Problem to solve
Transcribe the records that follow. Keep every word exactly, and drop the pictures.

Excerpts from a figure dataset:

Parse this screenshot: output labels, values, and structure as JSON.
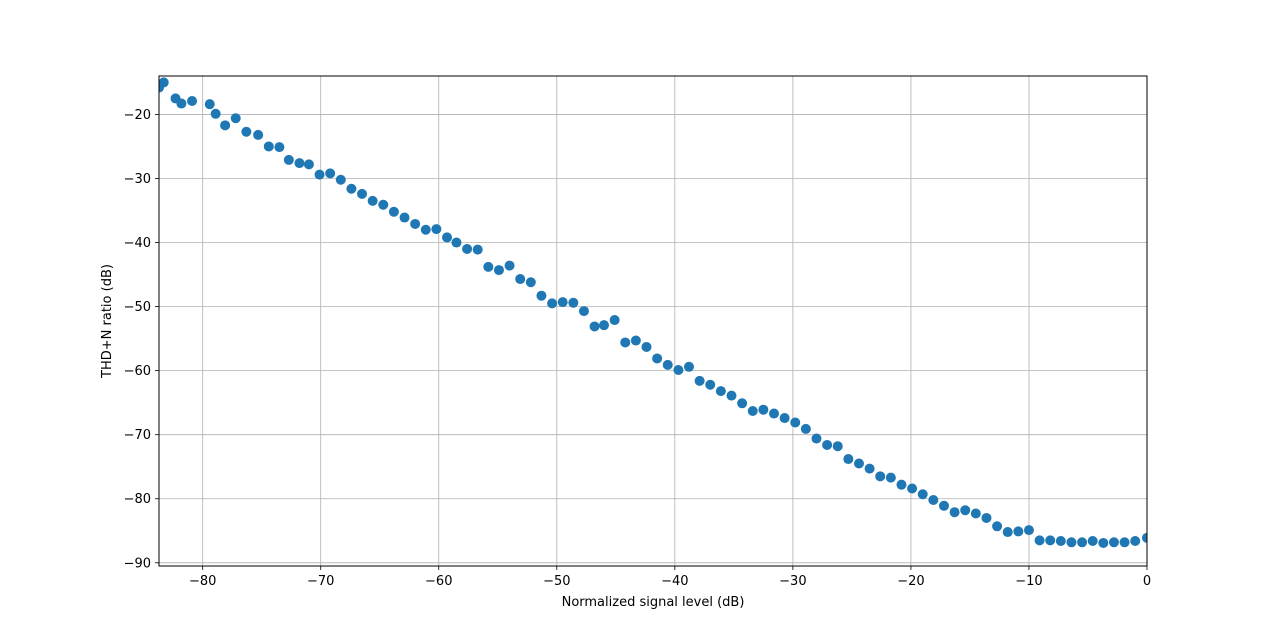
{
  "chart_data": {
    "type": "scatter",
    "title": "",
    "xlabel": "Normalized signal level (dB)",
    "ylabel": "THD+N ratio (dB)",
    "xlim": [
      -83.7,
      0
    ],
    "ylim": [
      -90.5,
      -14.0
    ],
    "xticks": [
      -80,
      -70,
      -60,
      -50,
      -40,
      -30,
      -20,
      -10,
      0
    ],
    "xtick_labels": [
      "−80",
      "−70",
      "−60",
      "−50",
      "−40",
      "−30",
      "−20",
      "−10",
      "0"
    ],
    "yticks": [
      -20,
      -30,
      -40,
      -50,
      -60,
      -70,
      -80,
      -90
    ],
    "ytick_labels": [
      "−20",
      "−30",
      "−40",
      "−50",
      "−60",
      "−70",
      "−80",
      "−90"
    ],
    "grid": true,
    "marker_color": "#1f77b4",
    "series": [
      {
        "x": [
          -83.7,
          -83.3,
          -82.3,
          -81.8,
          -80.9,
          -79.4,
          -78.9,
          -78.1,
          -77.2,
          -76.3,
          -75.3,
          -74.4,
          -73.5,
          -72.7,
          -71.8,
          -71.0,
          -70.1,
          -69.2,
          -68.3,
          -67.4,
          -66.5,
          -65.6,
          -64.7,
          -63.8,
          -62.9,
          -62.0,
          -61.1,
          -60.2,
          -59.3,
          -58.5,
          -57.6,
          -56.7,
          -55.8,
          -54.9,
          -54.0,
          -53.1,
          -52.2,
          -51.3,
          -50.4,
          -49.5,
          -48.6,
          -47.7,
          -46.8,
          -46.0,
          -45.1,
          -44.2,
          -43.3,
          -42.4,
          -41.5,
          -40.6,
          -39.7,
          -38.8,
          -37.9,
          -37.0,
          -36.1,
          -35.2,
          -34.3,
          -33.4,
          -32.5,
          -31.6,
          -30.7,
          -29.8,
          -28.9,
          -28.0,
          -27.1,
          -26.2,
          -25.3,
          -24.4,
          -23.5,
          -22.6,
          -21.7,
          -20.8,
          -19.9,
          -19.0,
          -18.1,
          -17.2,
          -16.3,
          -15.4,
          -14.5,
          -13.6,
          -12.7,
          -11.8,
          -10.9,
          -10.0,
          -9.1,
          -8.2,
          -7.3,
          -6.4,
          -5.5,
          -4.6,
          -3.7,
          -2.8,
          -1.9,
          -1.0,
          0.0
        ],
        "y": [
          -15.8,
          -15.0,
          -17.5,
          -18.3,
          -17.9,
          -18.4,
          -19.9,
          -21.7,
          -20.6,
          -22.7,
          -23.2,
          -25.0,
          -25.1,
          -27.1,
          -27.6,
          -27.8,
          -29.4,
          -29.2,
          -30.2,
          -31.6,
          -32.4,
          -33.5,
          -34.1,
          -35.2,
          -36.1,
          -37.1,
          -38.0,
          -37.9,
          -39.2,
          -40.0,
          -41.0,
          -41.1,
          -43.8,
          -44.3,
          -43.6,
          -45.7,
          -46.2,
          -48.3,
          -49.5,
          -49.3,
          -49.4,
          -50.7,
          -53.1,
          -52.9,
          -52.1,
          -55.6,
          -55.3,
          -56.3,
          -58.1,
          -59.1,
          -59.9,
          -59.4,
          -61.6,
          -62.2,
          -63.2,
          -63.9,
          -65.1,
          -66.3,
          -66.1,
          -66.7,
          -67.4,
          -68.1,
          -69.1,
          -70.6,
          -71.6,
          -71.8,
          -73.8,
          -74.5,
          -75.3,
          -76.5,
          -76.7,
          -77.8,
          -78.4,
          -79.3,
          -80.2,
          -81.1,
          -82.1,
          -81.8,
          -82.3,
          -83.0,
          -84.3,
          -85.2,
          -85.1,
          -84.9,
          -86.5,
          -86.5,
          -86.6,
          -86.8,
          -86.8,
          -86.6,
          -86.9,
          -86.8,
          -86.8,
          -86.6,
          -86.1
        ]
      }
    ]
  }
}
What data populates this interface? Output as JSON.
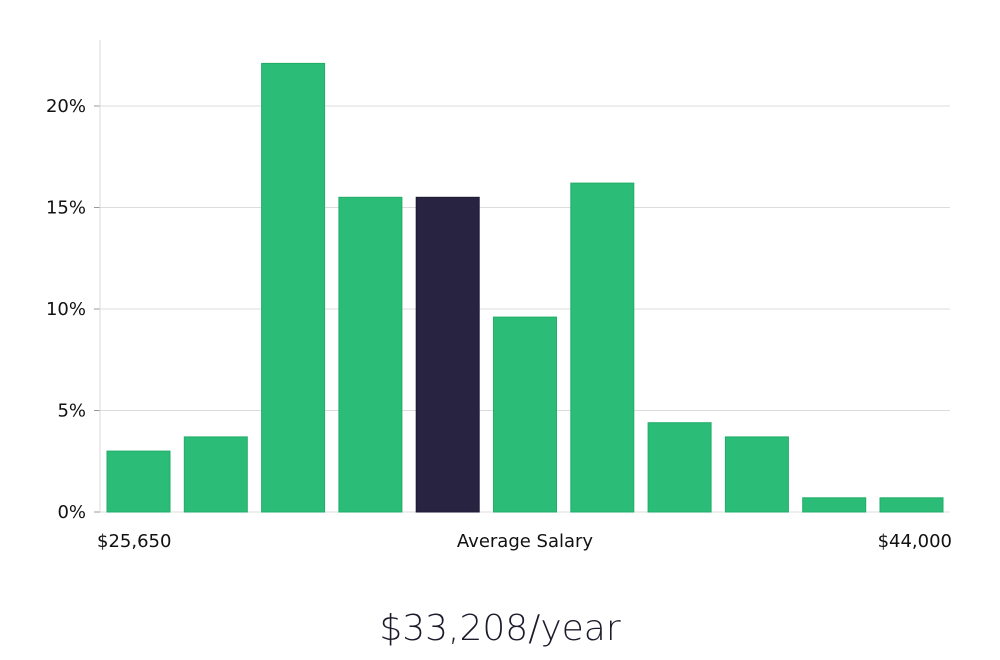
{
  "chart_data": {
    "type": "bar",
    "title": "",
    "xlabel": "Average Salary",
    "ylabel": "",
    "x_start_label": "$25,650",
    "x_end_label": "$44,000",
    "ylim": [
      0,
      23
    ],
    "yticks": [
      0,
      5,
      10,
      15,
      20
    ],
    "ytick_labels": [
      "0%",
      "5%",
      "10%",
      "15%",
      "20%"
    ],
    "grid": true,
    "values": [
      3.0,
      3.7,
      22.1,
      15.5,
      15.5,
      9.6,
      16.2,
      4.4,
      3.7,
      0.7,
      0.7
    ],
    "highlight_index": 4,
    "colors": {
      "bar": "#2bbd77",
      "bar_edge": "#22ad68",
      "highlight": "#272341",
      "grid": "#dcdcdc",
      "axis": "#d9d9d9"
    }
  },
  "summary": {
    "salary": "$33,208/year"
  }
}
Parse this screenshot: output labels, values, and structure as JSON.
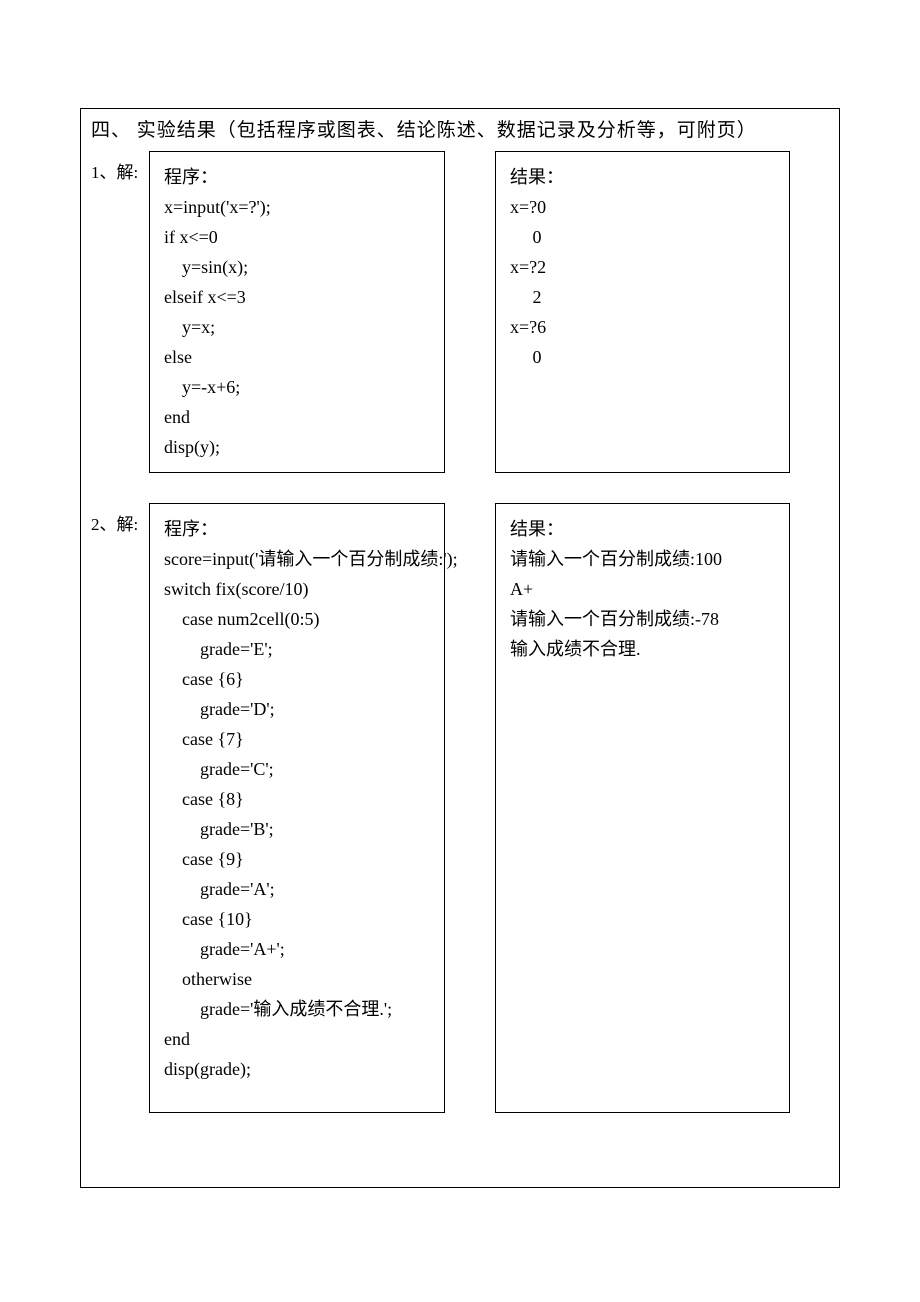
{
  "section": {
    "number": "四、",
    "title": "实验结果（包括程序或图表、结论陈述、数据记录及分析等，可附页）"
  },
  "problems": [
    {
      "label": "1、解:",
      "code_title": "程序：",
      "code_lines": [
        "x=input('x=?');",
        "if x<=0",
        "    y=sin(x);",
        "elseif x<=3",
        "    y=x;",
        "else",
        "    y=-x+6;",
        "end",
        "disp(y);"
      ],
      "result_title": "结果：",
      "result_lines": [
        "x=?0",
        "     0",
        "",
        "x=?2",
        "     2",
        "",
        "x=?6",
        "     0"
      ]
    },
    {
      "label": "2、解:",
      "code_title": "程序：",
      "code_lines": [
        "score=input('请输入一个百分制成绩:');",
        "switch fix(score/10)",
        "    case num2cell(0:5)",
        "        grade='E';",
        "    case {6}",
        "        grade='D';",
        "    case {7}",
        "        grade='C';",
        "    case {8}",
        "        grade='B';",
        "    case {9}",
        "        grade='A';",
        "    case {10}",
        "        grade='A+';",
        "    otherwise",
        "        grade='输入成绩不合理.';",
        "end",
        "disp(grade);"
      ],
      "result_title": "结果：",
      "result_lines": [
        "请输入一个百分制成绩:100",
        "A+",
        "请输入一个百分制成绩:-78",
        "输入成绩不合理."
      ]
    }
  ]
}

Solved problem
Parse this screenshot: output labels, values, and structure as JSON.
{
  "chart_data": {
    "type": "scatter",
    "title": "",
    "xlabel": "Normalized signal level (dB)",
    "ylabel": "THD+N ratio (dB)",
    "xlim": [
      -83.7,
      0
    ],
    "ylim": [
      -90.5,
      -14.0
    ],
    "xticks": [
      -80,
      -70,
      -60,
      -50,
      -40,
      -30,
      -20,
      -10,
      0
    ],
    "xtick_labels": [
      "−80",
      "−70",
      "−60",
      "−50",
      "−40",
      "−30",
      "−20",
      "−10",
      "0"
    ],
    "yticks": [
      -20,
      -30,
      -40,
      -50,
      -60,
      -70,
      -80,
      -90
    ],
    "ytick_labels": [
      "−20",
      "−30",
      "−40",
      "−50",
      "−60",
      "−70",
      "−80",
      "−90"
    ],
    "grid": true,
    "marker_color": "#1f77b4",
    "series": [
      {
        "x": [
          -83.7,
          -83.3,
          -82.3,
          -81.8,
          -80.9,
          -79.4,
          -78.9,
          -78.1,
          -77.2,
          -76.3,
          -75.3,
          -74.4,
          -73.5,
          -72.7,
          -71.8,
          -71.0,
          -70.1,
          -69.2,
          -68.3,
          -67.4,
          -66.5,
          -65.6,
          -64.7,
          -63.8,
          -62.9,
          -62.0,
          -61.1,
          -60.2,
          -59.3,
          -58.5,
          -57.6,
          -56.7,
          -55.8,
          -54.9,
          -54.0,
          -53.1,
          -52.2,
          -51.3,
          -50.4,
          -49.5,
          -48.6,
          -47.7,
          -46.8,
          -46.0,
          -45.1,
          -44.2,
          -43.3,
          -42.4,
          -41.5,
          -40.6,
          -39.7,
          -38.8,
          -37.9,
          -37.0,
          -36.1,
          -35.2,
          -34.3,
          -33.4,
          -32.5,
          -31.6,
          -30.7,
          -29.8,
          -28.9,
          -28.0,
          -27.1,
          -26.2,
          -25.3,
          -24.4,
          -23.5,
          -22.6,
          -21.7,
          -20.8,
          -19.9,
          -19.0,
          -18.1,
          -17.2,
          -16.3,
          -15.4,
          -14.5,
          -13.6,
          -12.7,
          -11.8,
          -10.9,
          -10.0,
          -9.1,
          -8.2,
          -7.3,
          -6.4,
          -5.5,
          -4.6,
          -3.7,
          -2.8,
          -1.9,
          -1.0,
          0.0
        ],
        "y": [
          -15.8,
          -15.0,
          -17.5,
          -18.3,
          -17.9,
          -18.4,
          -19.9,
          -21.7,
          -20.6,
          -22.7,
          -23.2,
          -25.0,
          -25.1,
          -27.1,
          -27.6,
          -27.8,
          -29.4,
          -29.2,
          -30.2,
          -31.6,
          -32.4,
          -33.5,
          -34.1,
          -35.2,
          -36.1,
          -37.1,
          -38.0,
          -37.9,
          -39.2,
          -40.0,
          -41.0,
          -41.1,
          -43.8,
          -44.3,
          -43.6,
          -45.7,
          -46.2,
          -48.3,
          -49.5,
          -49.3,
          -49.4,
          -50.7,
          -53.1,
          -52.9,
          -52.1,
          -55.6,
          -55.3,
          -56.3,
          -58.1,
          -59.1,
          -59.9,
          -59.4,
          -61.6,
          -62.2,
          -63.2,
          -63.9,
          -65.1,
          -66.3,
          -66.1,
          -66.7,
          -67.4,
          -68.1,
          -69.1,
          -70.6,
          -71.6,
          -71.8,
          -73.8,
          -74.5,
          -75.3,
          -76.5,
          -76.7,
          -77.8,
          -78.4,
          -79.3,
          -80.2,
          -81.1,
          -82.1,
          -81.8,
          -82.3,
          -83.0,
          -84.3,
          -85.2,
          -85.1,
          -84.9,
          -86.5,
          -86.5,
          -86.6,
          -86.8,
          -86.8,
          -86.6,
          -86.9,
          -86.8,
          -86.8,
          -86.6,
          -86.1
        ]
      }
    ]
  }
}
What data populates this interface? Output as JSON.
{
  "chart_data": {
    "type": "bar",
    "title": "",
    "xlabel": "Average Salary",
    "ylabel": "",
    "x_start_label": "$25,650",
    "x_end_label": "$44,000",
    "ylim": [
      0,
      23
    ],
    "yticks": [
      0,
      5,
      10,
      15,
      20
    ],
    "ytick_labels": [
      "0%",
      "5%",
      "10%",
      "15%",
      "20%"
    ],
    "grid": true,
    "values": [
      3.0,
      3.7,
      22.1,
      15.5,
      15.5,
      9.6,
      16.2,
      4.4,
      3.7,
      0.7,
      0.7
    ],
    "highlight_index": 4,
    "colors": {
      "bar": "#2bbd77",
      "bar_edge": "#22ad68",
      "highlight": "#272341",
      "grid": "#dcdcdc",
      "axis": "#d9d9d9"
    }
  },
  "summary": {
    "salary": "$33,208/year"
  }
}
Parse this screenshot: output labels, values, and structure as JSON.
{
  "section": {
    "number": "四、",
    "title": "实验结果（包括程序或图表、结论陈述、数据记录及分析等，可附页）"
  },
  "problems": [
    {
      "label": "1、解:",
      "code_title": "程序：",
      "code_lines": [
        "x=input('x=?');",
        "if x<=0",
        "    y=sin(x);",
        "elseif x<=3",
        "    y=x;",
        "else",
        "    y=-x+6;",
        "end",
        "disp(y);"
      ],
      "result_title": "结果：",
      "result_lines": [
        "x=?0",
        "     0",
        "",
        "x=?2",
        "     2",
        "",
        "x=?6",
        "     0"
      ]
    },
    {
      "label": "2、解:",
      "code_title": "程序：",
      "code_lines": [
        "score=input('请输入一个百分制成绩:');",
        "switch fix(score/10)",
        "    case num2cell(0:5)",
        "        grade='E';",
        "    case {6}",
        "        grade='D';",
        "    case {7}",
        "        grade='C';",
        "    case {8}",
        "        grade='B';",
        "    case {9}",
        "        grade='A';",
        "    case {10}",
        "        grade='A+';",
        "    otherwise",
        "        grade='输入成绩不合理.';",
        "end",
        "disp(grade);"
      ],
      "result_title": "结果：",
      "result_lines": [
        "请输入一个百分制成绩:100",
        "A+",
        "请输入一个百分制成绩:-78",
        "输入成绩不合理."
      ]
    }
  ]
}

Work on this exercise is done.